▶ **Tugas 1**
Salin tanpa perubahan bagian baris data yang dimulai dari baris berisi "table-row [82,930,904,968]" dan diakhiri baris berisi "section-heading-position-info: CHILD RESTRAINT", termasuk kedua baris tersebut.

Mongabay.co.id

Petani Pakel Alami Intimidasi, Pakar Hukum: Negara Harus Segera Selesaikan Konflik Agraria

Aksi mogok makan warga Pakel dan organisasi masyarakat sipil yang bersolidaritas di depan KATR/BPN sejak 20 Februari lalu. Rencana, aksi sampai 10 hari. Foto: Falahi Mubarok/ Mongabay Indonesia

 

 

Petani di Desa Pakel, Kecamatan Licin, Kabupaten Banyuwangi, Jawa Timur, yang tergabung dalam Rukun Tani Sumberejo Pakel (RTSP) mendapat intimidasi. Pelaku penyerangan, diduga, preman dan petugas keamanan PT Bumisari Maju Sukses (BMS).

Harun, Ketua RTSP, menjelaskan pada Selasa [5/3/2024] pondok yang dibuat seorang anggotanya dirusak. Sabtu, sekitar jam 09.51 WIB, sekelompok orang dari keamanan kebun dan preman bayaran, merusak pondok milik RTSP lagi.

Kamis, sekitar pukul 8.00 pagi, saat sebagian anggota RTSP bercocok tanam, sebanyak  300 orang dari pihak perkebunan masuk ke lahan. Mereka merusak tanaman pisang, durian dan lainnya sekitar dua hektar.

Tidak tahan dengan intimidasi dan serang tersebut, pihak RTSP melaporkan serangkaian kejadian tersebut ke ke Polresta Banyuwangi, Jumat [15/3/2024].

“Kami melaporkan atas tindakan intimidasi dan ancaman serta penganiayaan yang telah menimpa kami. Kami sadar bahwa kami juga adalah warga negara sah yang mempunyai hak, perlindungan,” jelasnya dalam keterangan tertulis, Sabtu [16/3/2024].

Harun menegaskan, HGU perkebunan tidak masuk Desa Pakel, berdasarkan surat BPN Banyuwangi 2018.

▶ **Tugas 2**
Ulangi seluruh berita tentang intimidasi terhadap petani Pakel di atas tanpa mengubah apa pun.

▶ **Baris Data**

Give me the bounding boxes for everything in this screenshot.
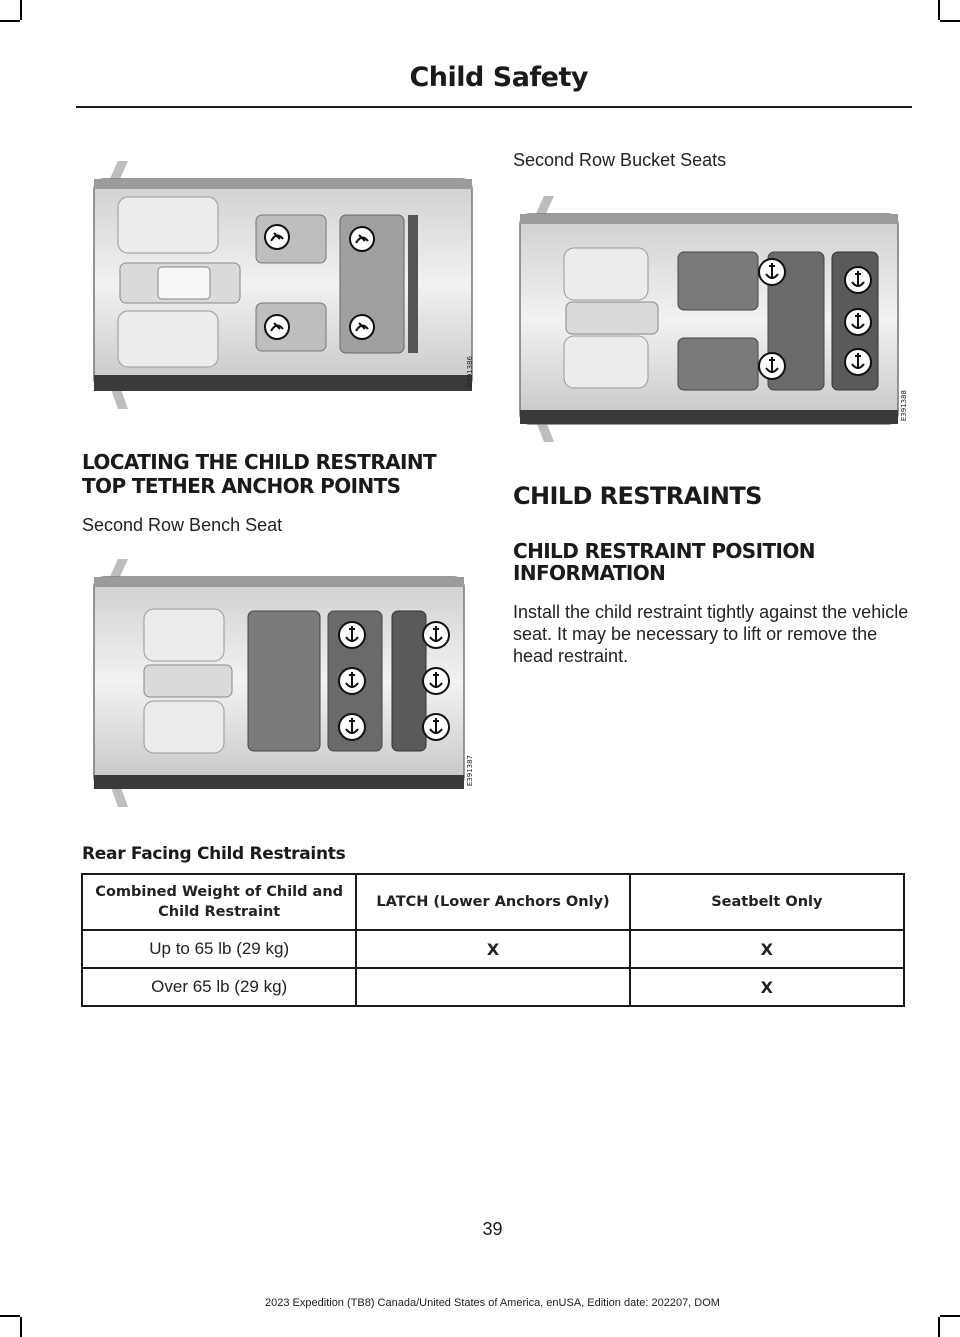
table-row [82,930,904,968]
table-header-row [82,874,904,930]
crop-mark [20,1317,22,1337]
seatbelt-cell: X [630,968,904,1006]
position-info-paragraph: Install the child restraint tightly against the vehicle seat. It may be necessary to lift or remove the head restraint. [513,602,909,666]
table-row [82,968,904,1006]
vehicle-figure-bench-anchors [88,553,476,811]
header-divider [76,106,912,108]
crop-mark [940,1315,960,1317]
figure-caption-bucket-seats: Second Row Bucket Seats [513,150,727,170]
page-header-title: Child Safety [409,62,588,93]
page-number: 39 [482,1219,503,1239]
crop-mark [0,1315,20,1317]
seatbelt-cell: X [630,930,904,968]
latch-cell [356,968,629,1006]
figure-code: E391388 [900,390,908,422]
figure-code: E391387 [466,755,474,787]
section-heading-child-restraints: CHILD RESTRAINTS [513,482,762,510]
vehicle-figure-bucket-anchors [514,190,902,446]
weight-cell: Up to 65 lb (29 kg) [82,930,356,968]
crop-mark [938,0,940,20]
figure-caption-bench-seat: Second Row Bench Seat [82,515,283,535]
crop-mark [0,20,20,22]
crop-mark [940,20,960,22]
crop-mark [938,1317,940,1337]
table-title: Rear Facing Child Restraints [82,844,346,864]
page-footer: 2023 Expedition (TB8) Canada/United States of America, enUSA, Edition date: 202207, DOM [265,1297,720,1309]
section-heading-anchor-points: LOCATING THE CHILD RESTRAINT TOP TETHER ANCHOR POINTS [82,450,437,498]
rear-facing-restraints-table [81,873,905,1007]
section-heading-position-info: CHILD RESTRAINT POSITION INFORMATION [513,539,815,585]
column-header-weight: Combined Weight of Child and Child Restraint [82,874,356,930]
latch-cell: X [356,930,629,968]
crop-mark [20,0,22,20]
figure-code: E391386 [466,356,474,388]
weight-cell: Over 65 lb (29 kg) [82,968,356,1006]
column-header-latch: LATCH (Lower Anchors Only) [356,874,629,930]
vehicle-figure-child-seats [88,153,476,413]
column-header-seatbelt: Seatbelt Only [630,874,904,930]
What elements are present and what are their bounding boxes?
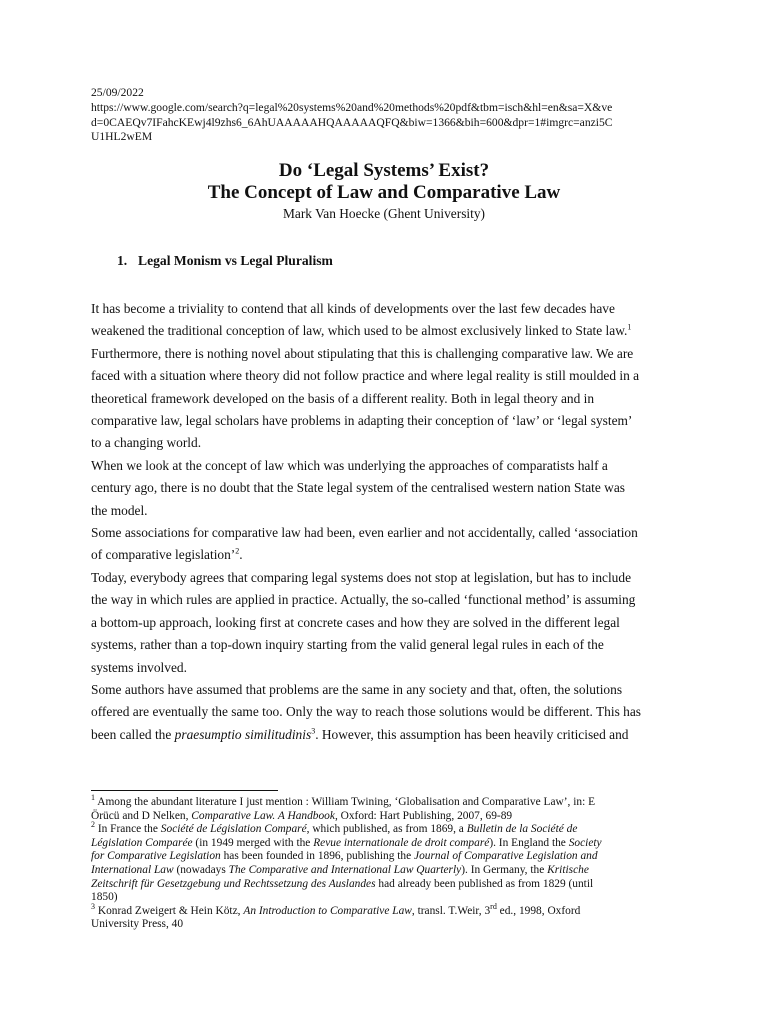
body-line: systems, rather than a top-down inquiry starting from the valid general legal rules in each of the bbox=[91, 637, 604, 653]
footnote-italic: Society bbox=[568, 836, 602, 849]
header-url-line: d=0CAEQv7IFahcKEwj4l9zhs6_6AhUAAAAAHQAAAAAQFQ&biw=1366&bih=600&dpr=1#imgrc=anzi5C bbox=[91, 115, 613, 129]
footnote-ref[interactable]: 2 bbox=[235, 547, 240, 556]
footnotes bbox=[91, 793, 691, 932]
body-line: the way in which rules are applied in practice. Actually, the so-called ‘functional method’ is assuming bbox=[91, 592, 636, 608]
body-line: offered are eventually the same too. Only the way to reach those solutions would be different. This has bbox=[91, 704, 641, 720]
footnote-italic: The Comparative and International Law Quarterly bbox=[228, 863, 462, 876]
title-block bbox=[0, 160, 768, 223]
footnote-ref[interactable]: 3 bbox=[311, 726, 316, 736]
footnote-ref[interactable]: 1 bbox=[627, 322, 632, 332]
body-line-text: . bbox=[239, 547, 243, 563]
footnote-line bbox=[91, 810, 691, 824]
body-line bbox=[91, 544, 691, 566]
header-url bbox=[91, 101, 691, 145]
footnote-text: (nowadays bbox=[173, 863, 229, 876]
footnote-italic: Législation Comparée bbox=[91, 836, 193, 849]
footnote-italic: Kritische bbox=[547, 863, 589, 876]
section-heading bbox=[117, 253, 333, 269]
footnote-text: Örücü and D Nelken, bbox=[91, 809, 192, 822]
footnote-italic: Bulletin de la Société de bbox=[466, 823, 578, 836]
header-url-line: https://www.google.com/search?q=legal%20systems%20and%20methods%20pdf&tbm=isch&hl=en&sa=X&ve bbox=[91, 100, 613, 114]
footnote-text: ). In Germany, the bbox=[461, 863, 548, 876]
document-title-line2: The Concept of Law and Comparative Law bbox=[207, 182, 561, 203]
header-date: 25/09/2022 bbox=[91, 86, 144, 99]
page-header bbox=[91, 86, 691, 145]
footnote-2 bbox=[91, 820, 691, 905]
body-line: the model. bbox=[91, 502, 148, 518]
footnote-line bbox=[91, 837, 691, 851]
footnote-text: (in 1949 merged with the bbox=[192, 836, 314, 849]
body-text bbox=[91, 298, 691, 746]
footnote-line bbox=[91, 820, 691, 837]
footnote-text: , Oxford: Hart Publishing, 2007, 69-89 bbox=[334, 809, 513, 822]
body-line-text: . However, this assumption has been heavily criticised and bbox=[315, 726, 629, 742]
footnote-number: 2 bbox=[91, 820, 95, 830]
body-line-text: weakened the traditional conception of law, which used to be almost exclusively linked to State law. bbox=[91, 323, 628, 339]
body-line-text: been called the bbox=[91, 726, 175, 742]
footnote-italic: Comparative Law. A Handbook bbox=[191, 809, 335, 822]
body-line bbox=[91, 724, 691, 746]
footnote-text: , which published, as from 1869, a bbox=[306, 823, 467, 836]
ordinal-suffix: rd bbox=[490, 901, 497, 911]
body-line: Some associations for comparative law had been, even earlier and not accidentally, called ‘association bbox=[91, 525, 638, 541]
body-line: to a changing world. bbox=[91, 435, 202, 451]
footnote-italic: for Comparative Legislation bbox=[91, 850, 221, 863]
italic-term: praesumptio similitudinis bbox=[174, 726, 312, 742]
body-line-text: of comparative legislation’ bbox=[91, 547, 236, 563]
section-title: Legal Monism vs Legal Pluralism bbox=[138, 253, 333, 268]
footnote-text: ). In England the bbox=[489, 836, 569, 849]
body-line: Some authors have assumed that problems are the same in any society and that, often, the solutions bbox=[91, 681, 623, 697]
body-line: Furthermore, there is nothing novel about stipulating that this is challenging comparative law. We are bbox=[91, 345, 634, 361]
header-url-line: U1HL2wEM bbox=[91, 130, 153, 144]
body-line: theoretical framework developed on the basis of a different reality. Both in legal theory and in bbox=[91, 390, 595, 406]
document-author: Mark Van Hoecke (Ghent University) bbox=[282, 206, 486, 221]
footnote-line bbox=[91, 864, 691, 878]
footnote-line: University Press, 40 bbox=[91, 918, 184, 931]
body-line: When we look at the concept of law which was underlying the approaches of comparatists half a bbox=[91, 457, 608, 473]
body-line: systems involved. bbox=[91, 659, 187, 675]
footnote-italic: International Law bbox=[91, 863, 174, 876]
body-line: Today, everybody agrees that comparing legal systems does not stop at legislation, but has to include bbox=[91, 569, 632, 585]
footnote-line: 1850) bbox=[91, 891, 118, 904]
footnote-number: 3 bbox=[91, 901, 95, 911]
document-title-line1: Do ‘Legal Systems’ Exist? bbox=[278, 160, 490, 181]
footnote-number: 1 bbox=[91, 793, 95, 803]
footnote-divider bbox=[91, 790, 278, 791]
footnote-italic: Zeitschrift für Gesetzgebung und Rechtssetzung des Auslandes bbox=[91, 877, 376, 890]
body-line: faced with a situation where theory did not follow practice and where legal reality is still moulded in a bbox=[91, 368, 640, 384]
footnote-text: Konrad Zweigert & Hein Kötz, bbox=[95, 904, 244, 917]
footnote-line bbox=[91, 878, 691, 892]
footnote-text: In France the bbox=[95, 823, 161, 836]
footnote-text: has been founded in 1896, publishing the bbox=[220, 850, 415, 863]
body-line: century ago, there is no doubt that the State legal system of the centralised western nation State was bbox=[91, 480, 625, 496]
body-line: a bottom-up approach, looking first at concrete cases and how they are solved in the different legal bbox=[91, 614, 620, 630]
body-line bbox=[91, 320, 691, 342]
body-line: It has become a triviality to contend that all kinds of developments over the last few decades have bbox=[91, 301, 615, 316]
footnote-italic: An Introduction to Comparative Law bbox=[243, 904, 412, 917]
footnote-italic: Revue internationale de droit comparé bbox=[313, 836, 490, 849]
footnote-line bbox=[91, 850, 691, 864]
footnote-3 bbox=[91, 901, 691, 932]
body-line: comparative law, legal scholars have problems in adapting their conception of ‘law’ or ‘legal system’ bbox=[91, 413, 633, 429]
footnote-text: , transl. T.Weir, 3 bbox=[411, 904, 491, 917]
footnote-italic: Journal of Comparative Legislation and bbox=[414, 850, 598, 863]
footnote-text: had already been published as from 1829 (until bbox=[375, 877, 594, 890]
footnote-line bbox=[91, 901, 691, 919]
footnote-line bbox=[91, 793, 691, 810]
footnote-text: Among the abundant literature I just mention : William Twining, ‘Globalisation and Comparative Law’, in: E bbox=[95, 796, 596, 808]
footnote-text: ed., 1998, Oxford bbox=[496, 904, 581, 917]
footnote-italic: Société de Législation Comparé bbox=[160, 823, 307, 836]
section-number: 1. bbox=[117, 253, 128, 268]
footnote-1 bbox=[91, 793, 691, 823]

▶ **Penyelesaian Tugas 1**
table-row [82,930,904,968]
table-header-row [82,874,904,930]
crop-mark [20,1317,22,1337]
seatbelt-cell: X [630,968,904,1006]
position-info-paragraph: Install the child restraint tightly against the vehicle seat. It may be necessary to lift or remove the head restraint. [513,602,909,666]
table-row [82,968,904,1006]
vehicle-figure-bench-anchors [88,553,476,811]
header-divider [76,106,912,108]
crop-mark [940,1315,960,1317]
figure-caption-bucket-seats: Second Row Bucket Seats [513,150,727,170]
page-header-title: Child Safety [409,62,588,93]
page-number: 39 [482,1219,503,1239]
crop-mark [0,1315,20,1317]
seatbelt-cell: X [630,930,904,968]
latch-cell [356,968,629,1006]
figure-code: E391388 [900,390,908,422]
figure-code: E391387 [466,755,474,787]
section-heading-child-restraints: CHILD RESTRAINTS [513,482,762,510]
vehicle-figure-bucket-anchors [514,190,902,446]
weight-cell: Up to 65 lb (29 kg) [82,930,356,968]
crop-mark [938,0,940,20]
figure-caption-bench-seat: Second Row Bench Seat [82,515,283,535]
crop-mark [0,20,20,22]
crop-mark [940,20,960,22]
crop-mark [938,1317,940,1337]
table-title: Rear Facing Child Restraints [82,844,346,864]
page-footer: 2023 Expedition (TB8) Canada/United States of America, enUSA, Edition date: 202207, DOM [265,1297,720,1309]
section-heading-anchor-points: LOCATING THE CHILD RESTRAINT TOP TETHER ANCHOR POINTS [82,450,437,498]
rear-facing-restraints-table [81,873,905,1007]
section-heading-position-info: CHILD RESTRAINT POSITION INFORMATION [513,539,815,585]

▶ **Penyelesaian Tugas 2**
Mongabay.co.id

Petani Pakel Alami Intimidasi, Pakar Hukum: Negara Harus Segera Selesaikan Konflik Agraria

Aksi mogok makan warga Pakel dan organisasi masyarakat sipil yang bersolidaritas di depan KATR/BPN sejak 20 Februari lalu. Rencana, aksi sampai 10 hari. Foto: Falahi Mubarok/ Mongabay Indonesia

 

 

Petani di Desa Pakel, Kecamatan Licin, Kabupaten Banyuwangi, Jawa Timur, yang tergabung dalam Rukun Tani Sumberejo Pakel (RTSP) mendapat intimidasi. Pelaku penyerangan, diduga, preman dan petugas keamanan PT Bumisari Maju Sukses (BMS).

Harun, Ketua RTSP, menjelaskan pada Selasa [5/3/2024] pondok yang dibuat seorang anggotanya dirusak. Sabtu, sekitar jam 09.51 WIB, sekelompok orang dari keamanan kebun dan preman bayaran, merusak pondok milik RTSP lagi.

Kamis, sekitar pukul 8.00 pagi, saat sebagian anggota RTSP bercocok tanam, sebanyak  300 orang dari pihak perkebunan masuk ke lahan. Mereka merusak tanaman pisang, durian dan lainnya sekitar dua hektar.

Tidak tahan dengan intimidasi dan serang tersebut, pihak RTSP melaporkan serangkaian kejadian tersebut ke ke Polresta Banyuwangi, Jumat [15/3/2024].

“Kami melaporkan atas tindakan intimidasi dan ancaman serta penganiayaan yang telah menimpa kami. Kami sadar bahwa kami juga adalah warga negara sah yang mempunyai hak, perlindungan,” jelasnya dalam keterangan tertulis, Sabtu [16/3/2024].

Harun menegaskan, HGU perkebunan tidak masuk Desa Pakel, berdasarkan surat BPN Banyuwangi 2018.